-- Task to carry out --
Each line containing the word "ნოღოხაშის" needs to be copied.

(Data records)

###

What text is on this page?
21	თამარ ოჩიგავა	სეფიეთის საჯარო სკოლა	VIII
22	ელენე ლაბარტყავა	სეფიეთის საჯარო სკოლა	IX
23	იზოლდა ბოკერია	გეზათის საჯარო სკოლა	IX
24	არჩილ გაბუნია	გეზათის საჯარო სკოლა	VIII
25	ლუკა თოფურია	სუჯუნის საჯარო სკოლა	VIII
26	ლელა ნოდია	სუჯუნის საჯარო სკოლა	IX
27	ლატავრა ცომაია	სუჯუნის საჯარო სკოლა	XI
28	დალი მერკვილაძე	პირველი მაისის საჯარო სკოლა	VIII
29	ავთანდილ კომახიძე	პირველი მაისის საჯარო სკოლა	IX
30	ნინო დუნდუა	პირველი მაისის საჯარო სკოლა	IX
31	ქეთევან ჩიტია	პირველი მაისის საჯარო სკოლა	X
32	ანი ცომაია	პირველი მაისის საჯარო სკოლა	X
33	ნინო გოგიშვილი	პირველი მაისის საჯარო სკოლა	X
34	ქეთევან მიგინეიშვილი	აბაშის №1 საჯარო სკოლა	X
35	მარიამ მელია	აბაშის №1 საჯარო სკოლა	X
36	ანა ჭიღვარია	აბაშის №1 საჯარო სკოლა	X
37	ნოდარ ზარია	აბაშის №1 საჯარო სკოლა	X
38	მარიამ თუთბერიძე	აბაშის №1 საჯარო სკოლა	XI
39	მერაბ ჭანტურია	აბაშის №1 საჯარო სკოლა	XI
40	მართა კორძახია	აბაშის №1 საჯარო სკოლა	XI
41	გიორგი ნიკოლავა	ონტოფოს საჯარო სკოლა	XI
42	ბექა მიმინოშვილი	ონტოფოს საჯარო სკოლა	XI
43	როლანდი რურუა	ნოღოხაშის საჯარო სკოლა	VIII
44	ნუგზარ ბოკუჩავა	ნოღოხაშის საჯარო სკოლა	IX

###

-- Final result --
43	როლანდი რურუა	ნოღოხაშის საჯარო სკოლა	VIII
44	ნუგზარ ბოკუჩავა	ნოღოხაშის საჯარო სკოლა	IX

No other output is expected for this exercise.